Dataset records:

◇ ◇ ◇ ◇ ◇ ◇ ◇

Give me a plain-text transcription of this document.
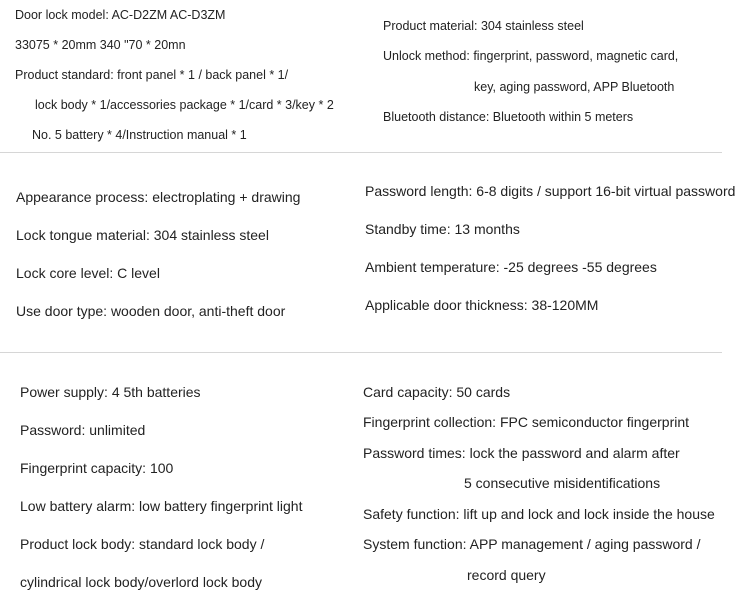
Door lock model: AC-D2ZM AC-D3ZM
33075 * 20mm 340 "70 * 20mn
Product standard: front panel * 1 / back panel * 1/
lock body * 1/accessories package * 1/card * 3/key * 2
No. 5 battery * 4/Instruction manual * 1
Product material: 304 stainless steel
Unlock method: fingerprint, password, magnetic card,
key, aging password, APP Bluetooth
Bluetooth distance: Bluetooth within 5 meters
Appearance process: electroplating + drawing
Lock tongue material: 304 stainless steel
Lock core level: C level
Use door type: wooden door, anti-theft door
Password length: 6-8 digits / support 16-bit virtual password
Standby time: 13 months
Ambient temperature: -25 degrees -55 degrees
Applicable door thickness: 38-120MM
Power supply: 4 5th batteries
Password: unlimited
Fingerprint capacity: 100
Low battery alarm: low battery fingerprint light
Product lock body: standard lock body /
cylindrical lock body/overlord lock body
Card capacity: 50 cards
Fingerprint collection: FPC semiconductor fingerprint
Password times: lock the password and alarm after
5 consecutive misidentifications
Safety function: lift up and lock and lock inside the house
System function: APP management / aging password /
record query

◇ ◇ ◇ ◇ ◇ ◇ ◇

AIM OF THE EXERCISE ::
Select the lines that carry the string "material" and copy them.

IN RESPONSE ::
Product material: 304 stainless steel
Lock tongue material: 304 stainless steel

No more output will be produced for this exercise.